Task instructions: Tally how many lines of these entries hold the string "marché". Return the number alone.

Dataset entries on figures
########

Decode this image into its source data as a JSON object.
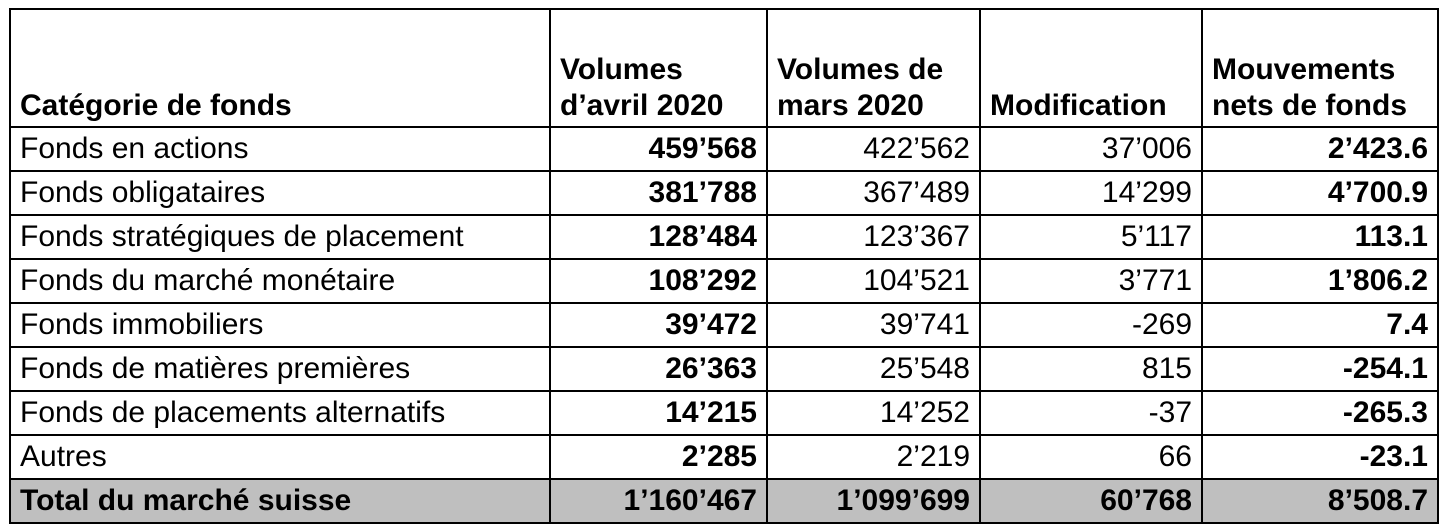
{
  "headers": [
    "Catégorie de fonds",
    "Volumes d’avril 2020",
    "Volumes de mars 2020",
    "Modification",
    "Mouvements nets de fonds"
  ],
  "rows": [
    {
      "cat": "Fonds en actions",
      "apr": "459’568",
      "mar": "422’562",
      "mod": "37’006",
      "net": "2’423.6"
    },
    {
      "cat": "Fonds obligataires",
      "apr": "381’788",
      "mar": "367’489",
      "mod": "14’299",
      "net": "4’700.9"
    },
    {
      "cat": "Fonds stratégiques de placement",
      "apr": "128’484",
      "mar": "123’367",
      "mod": "5’117",
      "net": "113.1"
    },
    {
      "cat": "Fonds du marché monétaire",
      "apr": "108’292",
      "mar": "104’521",
      "mod": "3’771",
      "net": "1’806.2"
    },
    {
      "cat": "Fonds immobiliers",
      "apr": "39’472",
      "mar": "39’741",
      "mod": "-269",
      "net": "7.4"
    },
    {
      "cat": "Fonds de matières premières",
      "apr": "26’363",
      "mar": "25’548",
      "mod": "815",
      "net": "-254.1"
    },
    {
      "cat": "Fonds de placements alternatifs",
      "apr": "14’215",
      "mar": "14’252",
      "mod": "-37",
      "net": "-265.3"
    },
    {
      "cat": "Autres",
      "apr": "2’285",
      "mar": "2’219",
      "mod": "66",
      "net": "-23.1"
    }
  ],
  "total": {
    "cat": "Total du marché suisse",
    "apr": "1’160’467",
    "mar": "1’099’699",
    "mod": "60’768",
    "net": "8’508.7"
  },
  "colors": {
    "total_row_bg": "#bfbfbf"
  }
}
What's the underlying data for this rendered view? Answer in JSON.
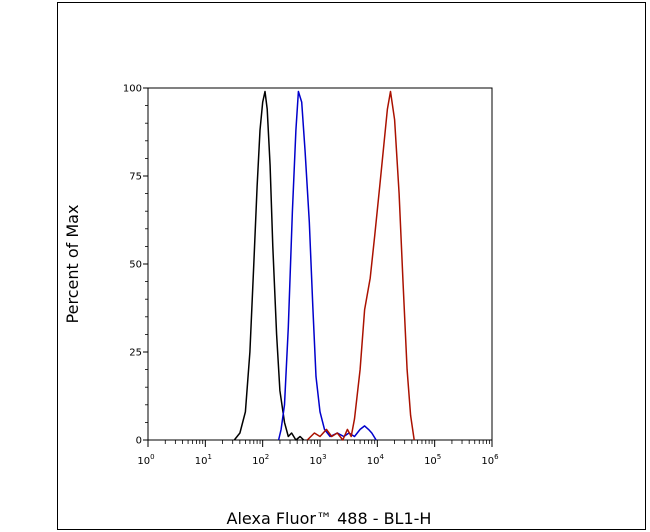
{
  "chart_data": {
    "type": "line",
    "title": "",
    "xlabel": "Alexa Fluor™ 488 - BL1-H",
    "ylabel": "Percent of Max",
    "x_scale": "log",
    "xlim": [
      1,
      1000000
    ],
    "ylim": [
      0,
      100
    ],
    "x_ticks": [
      1,
      10,
      100,
      1000,
      10000,
      100000,
      1000000
    ],
    "x_tick_labels": [
      {
        "base": "10",
        "exp": "0"
      },
      {
        "base": "10",
        "exp": "1"
      },
      {
        "base": "10",
        "exp": "2"
      },
      {
        "base": "10",
        "exp": "3"
      },
      {
        "base": "10",
        "exp": "4"
      },
      {
        "base": "10",
        "exp": "5"
      },
      {
        "base": "10",
        "exp": "6"
      }
    ],
    "y_ticks": [
      0,
      25,
      50,
      75,
      100
    ],
    "y_tick_labels": [
      "0",
      "25",
      "50",
      "75",
      "100"
    ],
    "grid": false,
    "series": [
      {
        "color": "#000000",
        "points": [
          [
            32,
            0
          ],
          [
            40,
            2
          ],
          [
            50,
            8
          ],
          [
            60,
            25
          ],
          [
            70,
            50
          ],
          [
            80,
            72
          ],
          [
            90,
            88
          ],
          [
            100,
            96
          ],
          [
            110,
            99
          ],
          [
            120,
            94
          ],
          [
            135,
            78
          ],
          [
            150,
            55
          ],
          [
            175,
            30
          ],
          [
            200,
            14
          ],
          [
            240,
            5
          ],
          [
            280,
            1
          ],
          [
            320,
            2
          ],
          [
            380,
            0
          ],
          [
            450,
            1
          ],
          [
            520,
            0
          ]
        ]
      },
      {
        "color": "#0000cc",
        "points": [
          [
            190,
            0
          ],
          [
            210,
            3
          ],
          [
            240,
            10
          ],
          [
            280,
            32
          ],
          [
            330,
            65
          ],
          [
            380,
            88
          ],
          [
            420,
            99
          ],
          [
            480,
            96
          ],
          [
            550,
            82
          ],
          [
            650,
            62
          ],
          [
            750,
            38
          ],
          [
            850,
            18
          ],
          [
            1000,
            8
          ],
          [
            1200,
            3
          ],
          [
            1500,
            1
          ],
          [
            2000,
            2
          ],
          [
            2600,
            1
          ],
          [
            3200,
            2
          ],
          [
            4000,
            1
          ],
          [
            5000,
            3
          ],
          [
            6000,
            4
          ],
          [
            7000,
            3
          ],
          [
            8000,
            2
          ],
          [
            9500,
            0
          ]
        ]
      },
      {
        "color": "#aa1100",
        "points": [
          [
            600,
            0
          ],
          [
            800,
            2
          ],
          [
            1000,
            1
          ],
          [
            1300,
            3
          ],
          [
            1600,
            1
          ],
          [
            2000,
            2
          ],
          [
            2500,
            0
          ],
          [
            3000,
            3
          ],
          [
            3500,
            1
          ],
          [
            4000,
            6
          ],
          [
            5000,
            20
          ],
          [
            6000,
            37
          ],
          [
            7500,
            46
          ],
          [
            9000,
            58
          ],
          [
            11000,
            72
          ],
          [
            13000,
            84
          ],
          [
            15000,
            94
          ],
          [
            17000,
            99
          ],
          [
            20000,
            91
          ],
          [
            24000,
            70
          ],
          [
            28000,
            45
          ],
          [
            33000,
            20
          ],
          [
            38000,
            7
          ],
          [
            44000,
            0
          ]
        ]
      }
    ]
  }
}
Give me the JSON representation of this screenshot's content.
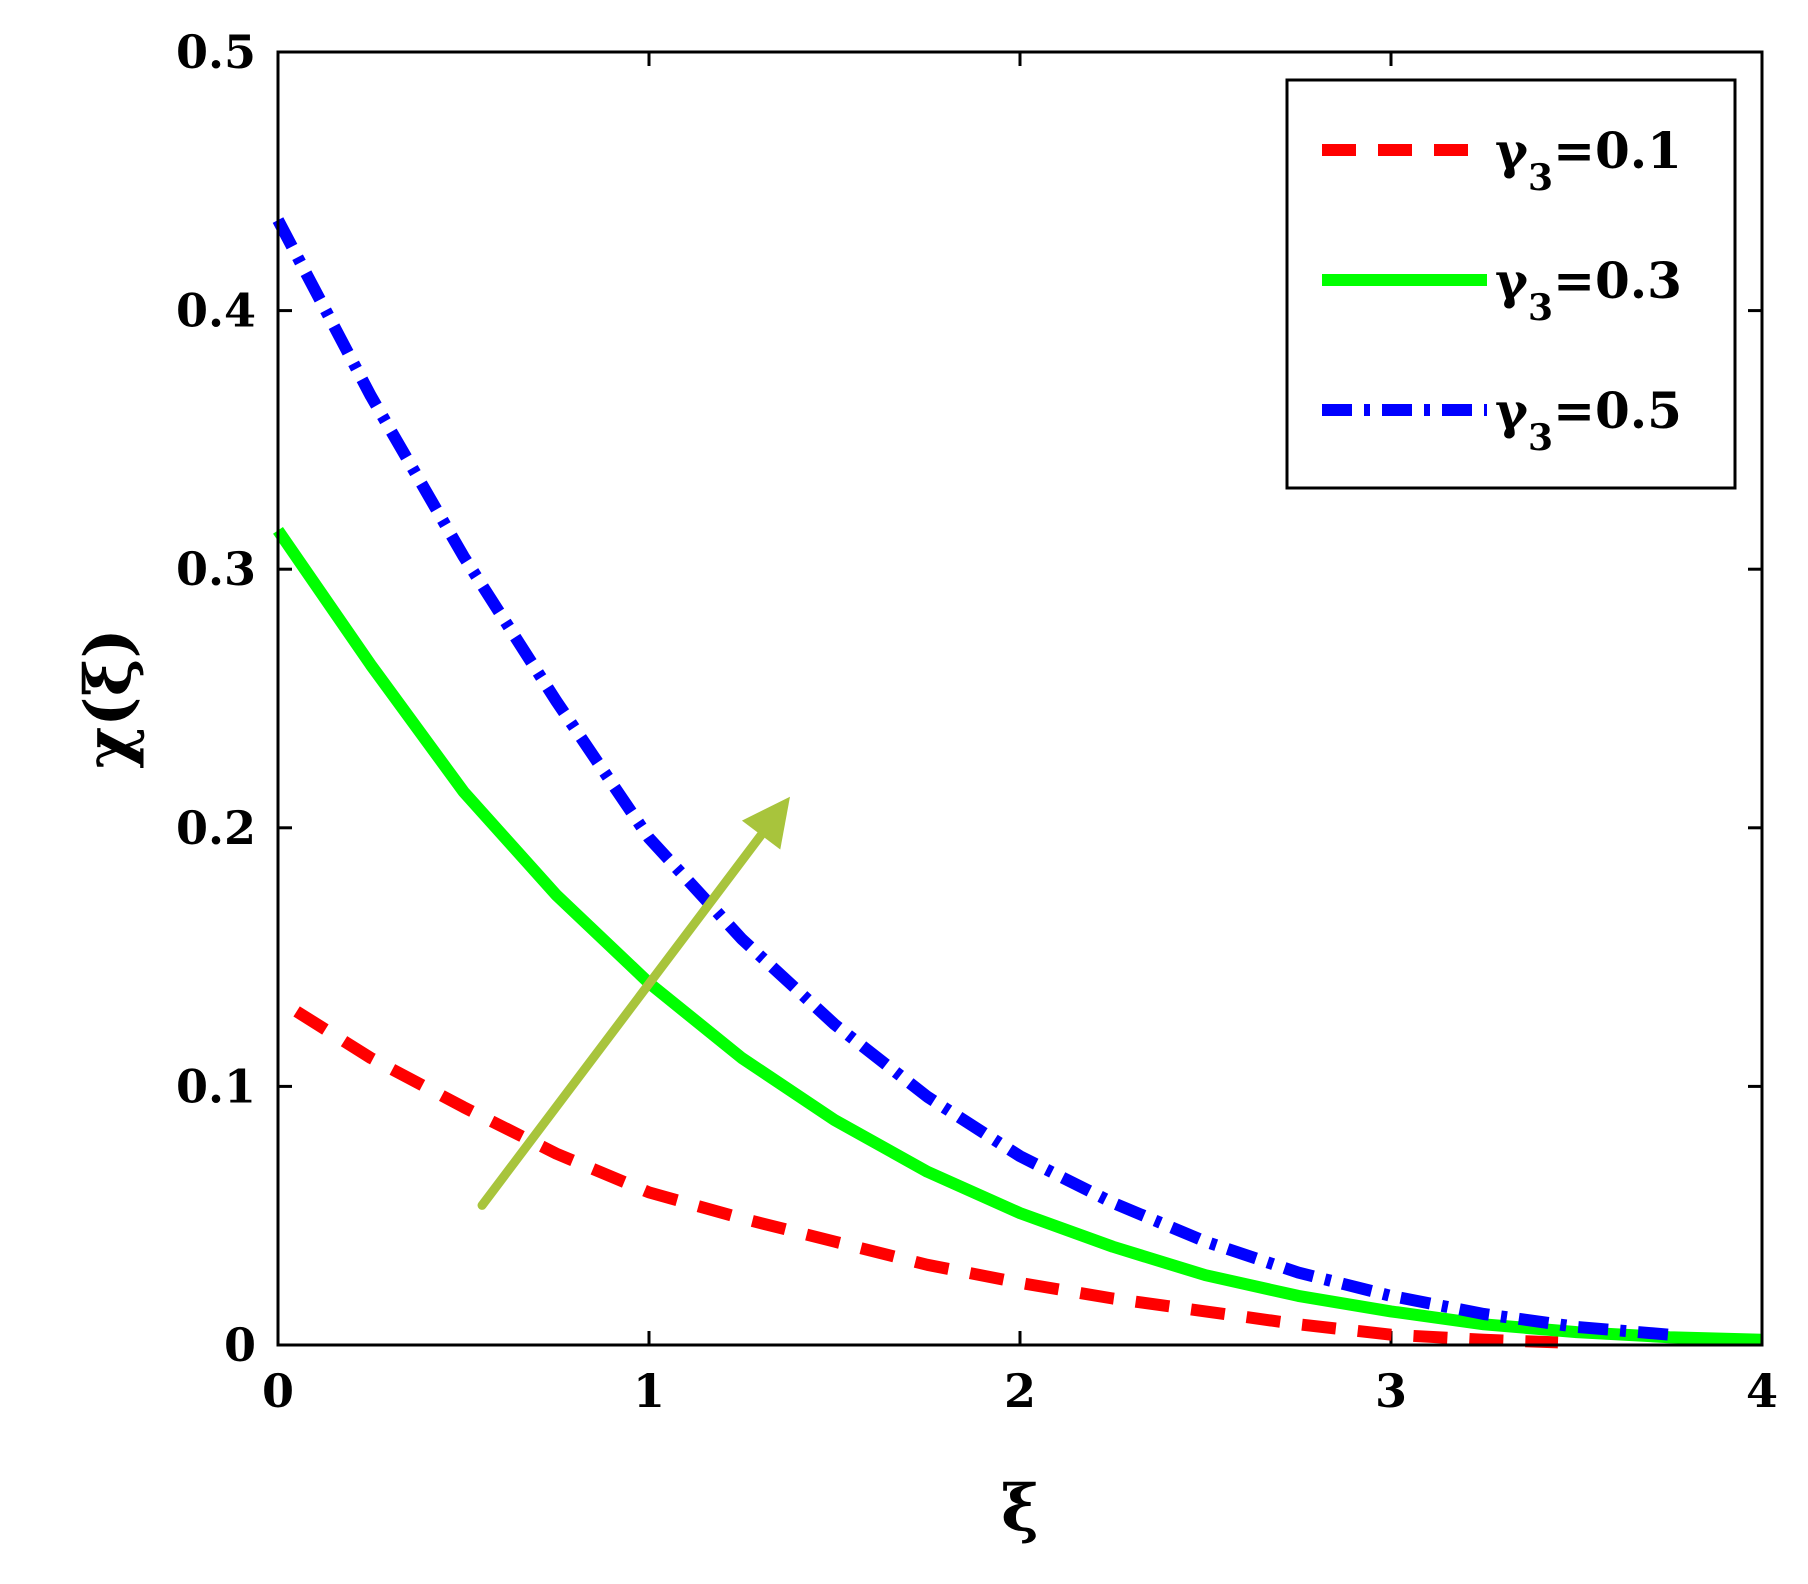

########

The result: 2